**Exercise task:** Print each line of the data below unchanged, in the same order.

————————

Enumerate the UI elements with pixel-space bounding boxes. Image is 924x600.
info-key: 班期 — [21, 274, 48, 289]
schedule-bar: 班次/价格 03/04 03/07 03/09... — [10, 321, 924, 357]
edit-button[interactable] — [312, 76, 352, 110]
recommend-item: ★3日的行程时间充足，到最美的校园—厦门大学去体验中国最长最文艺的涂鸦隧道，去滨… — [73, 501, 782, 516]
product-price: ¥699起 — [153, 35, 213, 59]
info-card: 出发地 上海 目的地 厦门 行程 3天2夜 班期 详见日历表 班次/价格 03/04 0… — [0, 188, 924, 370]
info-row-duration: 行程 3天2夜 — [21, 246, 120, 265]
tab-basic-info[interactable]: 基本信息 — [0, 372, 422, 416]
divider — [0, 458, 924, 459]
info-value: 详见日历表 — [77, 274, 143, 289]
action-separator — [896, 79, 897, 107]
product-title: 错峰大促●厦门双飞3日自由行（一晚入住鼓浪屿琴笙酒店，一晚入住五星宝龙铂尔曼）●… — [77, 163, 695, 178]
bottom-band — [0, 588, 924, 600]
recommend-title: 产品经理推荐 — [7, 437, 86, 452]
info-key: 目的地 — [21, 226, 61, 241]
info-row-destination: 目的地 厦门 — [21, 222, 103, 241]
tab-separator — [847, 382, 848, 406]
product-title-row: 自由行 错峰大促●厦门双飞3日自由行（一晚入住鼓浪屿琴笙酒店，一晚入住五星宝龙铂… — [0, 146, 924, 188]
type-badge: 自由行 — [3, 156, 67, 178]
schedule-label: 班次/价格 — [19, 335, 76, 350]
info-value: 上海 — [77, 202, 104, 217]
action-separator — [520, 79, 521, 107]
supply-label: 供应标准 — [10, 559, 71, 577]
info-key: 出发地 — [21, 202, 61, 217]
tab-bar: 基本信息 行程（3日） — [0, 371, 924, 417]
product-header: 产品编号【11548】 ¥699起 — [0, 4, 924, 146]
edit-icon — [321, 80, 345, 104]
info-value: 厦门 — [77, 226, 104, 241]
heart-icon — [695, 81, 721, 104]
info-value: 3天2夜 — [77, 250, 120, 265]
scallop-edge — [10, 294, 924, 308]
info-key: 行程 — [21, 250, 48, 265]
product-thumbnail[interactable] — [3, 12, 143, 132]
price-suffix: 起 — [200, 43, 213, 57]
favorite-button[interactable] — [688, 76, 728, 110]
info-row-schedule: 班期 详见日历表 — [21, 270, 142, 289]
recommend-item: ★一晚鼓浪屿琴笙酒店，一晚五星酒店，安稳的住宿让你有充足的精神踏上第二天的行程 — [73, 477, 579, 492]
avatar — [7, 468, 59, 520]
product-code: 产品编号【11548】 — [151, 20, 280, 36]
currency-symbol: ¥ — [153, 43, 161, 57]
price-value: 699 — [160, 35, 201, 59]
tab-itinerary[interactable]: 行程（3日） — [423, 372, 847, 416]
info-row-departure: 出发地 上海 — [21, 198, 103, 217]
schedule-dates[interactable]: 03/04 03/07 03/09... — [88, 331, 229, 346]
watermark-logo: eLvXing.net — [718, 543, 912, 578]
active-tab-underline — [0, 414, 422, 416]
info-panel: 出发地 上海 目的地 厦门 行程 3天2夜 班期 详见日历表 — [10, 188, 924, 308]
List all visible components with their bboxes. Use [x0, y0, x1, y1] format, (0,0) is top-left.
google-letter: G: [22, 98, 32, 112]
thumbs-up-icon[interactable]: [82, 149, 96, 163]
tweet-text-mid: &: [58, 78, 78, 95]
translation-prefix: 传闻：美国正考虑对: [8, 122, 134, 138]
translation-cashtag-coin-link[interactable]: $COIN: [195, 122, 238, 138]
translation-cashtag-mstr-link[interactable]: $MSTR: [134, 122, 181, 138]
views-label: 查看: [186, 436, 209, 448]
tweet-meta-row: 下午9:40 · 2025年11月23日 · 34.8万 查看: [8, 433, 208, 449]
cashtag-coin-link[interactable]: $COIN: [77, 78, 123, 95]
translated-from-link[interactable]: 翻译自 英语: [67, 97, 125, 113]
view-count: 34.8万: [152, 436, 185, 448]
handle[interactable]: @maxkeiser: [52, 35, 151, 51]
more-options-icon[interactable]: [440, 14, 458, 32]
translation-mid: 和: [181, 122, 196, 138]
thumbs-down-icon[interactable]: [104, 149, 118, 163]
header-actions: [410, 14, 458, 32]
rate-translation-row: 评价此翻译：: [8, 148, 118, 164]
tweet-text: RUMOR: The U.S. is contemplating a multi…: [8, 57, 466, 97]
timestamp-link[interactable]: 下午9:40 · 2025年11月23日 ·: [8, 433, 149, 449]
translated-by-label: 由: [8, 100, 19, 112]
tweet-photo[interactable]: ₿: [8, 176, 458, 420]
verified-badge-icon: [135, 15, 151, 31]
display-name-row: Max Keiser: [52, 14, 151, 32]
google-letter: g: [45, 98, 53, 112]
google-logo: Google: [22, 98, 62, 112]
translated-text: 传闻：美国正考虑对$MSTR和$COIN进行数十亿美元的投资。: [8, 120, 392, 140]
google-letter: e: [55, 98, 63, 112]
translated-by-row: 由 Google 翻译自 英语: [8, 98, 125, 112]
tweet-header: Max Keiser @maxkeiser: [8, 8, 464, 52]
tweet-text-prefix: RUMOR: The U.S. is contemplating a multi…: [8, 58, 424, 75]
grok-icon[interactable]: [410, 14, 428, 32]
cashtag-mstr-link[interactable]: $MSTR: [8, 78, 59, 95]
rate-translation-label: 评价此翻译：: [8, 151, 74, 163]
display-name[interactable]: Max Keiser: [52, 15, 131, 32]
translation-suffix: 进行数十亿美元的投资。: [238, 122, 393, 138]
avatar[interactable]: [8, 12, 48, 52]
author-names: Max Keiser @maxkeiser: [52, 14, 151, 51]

————————

**Result below:**
Enumerate the UI elements with pixel-space bounding boxes. Image is 924x600.
info-key: 班期 — [21, 274, 48, 289]
schedule-bar: 班次/价格 03/04 03/07 03/09... — [10, 321, 924, 357]
edit-button[interactable] — [312, 76, 352, 110]
recommend-item: ★3日的行程时间充足，到最美的校园—厦门大学去体验中国最长最文艺的涂鸦隧道，去滨… — [73, 501, 782, 516]
product-price: ¥699起 — [153, 35, 213, 59]
info-card: 出发地 上海 目的地 厦门 行程 3天2夜 班期 详见日历表 班次/价格 03/04 0… — [0, 188, 924, 370]
info-row-duration: 行程 3天2夜 — [21, 246, 120, 265]
tab-basic-info[interactable]: 基本信息 — [0, 372, 422, 416]
divider — [0, 458, 924, 459]
info-value: 详见日历表 — [77, 274, 143, 289]
action-separator — [896, 79, 897, 107]
product-title: 错峰大促●厦门双飞3日自由行（一晚入住鼓浪屿琴笙酒店，一晚入住五星宝龙铂尔曼）●… — [77, 163, 695, 178]
bottom-band — [0, 588, 924, 600]
recommend-title: 产品经理推荐 — [7, 437, 86, 452]
info-key: 目的地 — [21, 226, 61, 241]
info-row-destination: 目的地 厦门 — [21, 222, 103, 241]
tab-separator — [847, 382, 848, 406]
product-title-row: 自由行 错峰大促●厦门双飞3日自由行（一晚入住鼓浪屿琴笙酒店，一晚入住五星宝龙铂… — [0, 146, 924, 188]
type-badge: 自由行 — [3, 156, 67, 178]
schedule-label: 班次/价格 — [19, 335, 76, 350]
info-value: 上海 — [77, 202, 104, 217]
action-separator — [520, 79, 521, 107]
supply-label: 供应标准 — [10, 559, 71, 577]
info-key: 出发地 — [21, 202, 61, 217]
tab-bar: 基本信息 行程（3日） — [0, 371, 924, 417]
product-header: 产品编号【11548】 ¥699起 — [0, 4, 924, 146]
edit-icon — [321, 80, 345, 104]
info-value: 厦门 — [77, 226, 104, 241]
heart-icon — [695, 81, 721, 104]
info-value: 3天2夜 — [77, 250, 120, 265]
scallop-edge — [10, 294, 924, 308]
info-key: 行程 — [21, 250, 48, 265]
product-thumbnail[interactable] — [3, 12, 143, 132]
price-suffix: 起 — [200, 43, 213, 57]
favorite-button[interactable] — [688, 76, 728, 110]
info-row-schedule: 班期 详见日历表 — [21, 270, 142, 289]
recommend-item: ★一晚鼓浪屿琴笙酒店，一晚五星酒店，安稳的住宿让你有充足的精神踏上第二天的行程 — [73, 477, 579, 492]
avatar — [7, 468, 59, 520]
product-code: 产品编号【11548】 — [151, 20, 280, 36]
currency-symbol: ¥ — [153, 43, 161, 57]
price-value: 699 — [160, 35, 201, 59]
tab-itinerary[interactable]: 行程（3日） — [423, 372, 847, 416]
info-row-departure: 出发地 上海 — [21, 198, 103, 217]
schedule-dates[interactable]: 03/04 03/07 03/09... — [88, 331, 229, 346]
watermark-logo: eLvXing.net — [718, 543, 912, 578]
active-tab-underline — [0, 414, 422, 416]
info-panel: 出发地 上海 目的地 厦门 行程 3天2夜 班期 详见日历表 — [10, 188, 924, 308]
List all visible components with their bboxes. Use [x0, y0, x1, y1] format, (0,0) is top-left.
google-letter: G: [22, 98, 32, 112]
thumbs-up-icon[interactable]: [82, 149, 96, 163]
tweet-text-mid: &: [58, 78, 78, 95]
translation-prefix: 传闻：美国正考虑对: [8, 122, 134, 138]
translation-cashtag-coin-link[interactable]: $COIN: [195, 122, 238, 138]
translation-cashtag-mstr-link[interactable]: $MSTR: [134, 122, 181, 138]
views-label: 查看: [186, 436, 209, 448]
tweet-meta-row: 下午9:40 · 2025年11月23日 · 34.8万 查看: [8, 433, 208, 449]
cashtag-coin-link[interactable]: $COIN: [77, 78, 123, 95]
translated-from-link[interactable]: 翻译自 英语: [67, 97, 125, 113]
view-count: 34.8万: [152, 436, 185, 448]
handle[interactable]: @maxkeiser: [52, 35, 151, 51]
more-options-icon[interactable]: [440, 14, 458, 32]
translation-mid: 和: [181, 122, 196, 138]
thumbs-down-icon[interactable]: [104, 149, 118, 163]
header-actions: [410, 14, 458, 32]
rate-translation-row: 评价此翻译：: [8, 148, 118, 164]
tweet-text: RUMOR: The U.S. is contemplating a multi…: [8, 57, 466, 97]
timestamp-link[interactable]: 下午9:40 · 2025年11月23日 ·: [8, 433, 149, 449]
translated-by-label: 由: [8, 100, 19, 112]
tweet-photo[interactable]: ₿: [8, 176, 458, 420]
verified-badge-icon: [135, 15, 151, 31]
display-name-row: Max Keiser: [52, 14, 151, 32]
google-letter: g: [45, 98, 53, 112]
google-logo: Google: [22, 98, 62, 112]
translated-text: 传闻：美国正考虑对$MSTR和$COIN进行数十亿美元的投资。: [8, 120, 392, 140]
google-letter: e: [55, 98, 63, 112]
translated-by-row: 由 Google 翻译自 英语: [8, 98, 125, 112]
tweet-header: Max Keiser @maxkeiser: [8, 8, 464, 52]
tweet-text-prefix: RUMOR: The U.S. is contemplating a multi…: [8, 58, 424, 75]
grok-icon[interactable]: [410, 14, 428, 32]
cashtag-mstr-link[interactable]: $MSTR: [8, 78, 59, 95]
rate-translation-label: 评价此翻译：: [8, 151, 74, 163]
display-name[interactable]: Max Keiser: [52, 15, 131, 32]
translation-suffix: 进行数十亿美元的投资。: [238, 122, 393, 138]
avatar[interactable]: [8, 12, 48, 52]
author-names: Max Keiser @maxkeiser: [52, 14, 151, 51]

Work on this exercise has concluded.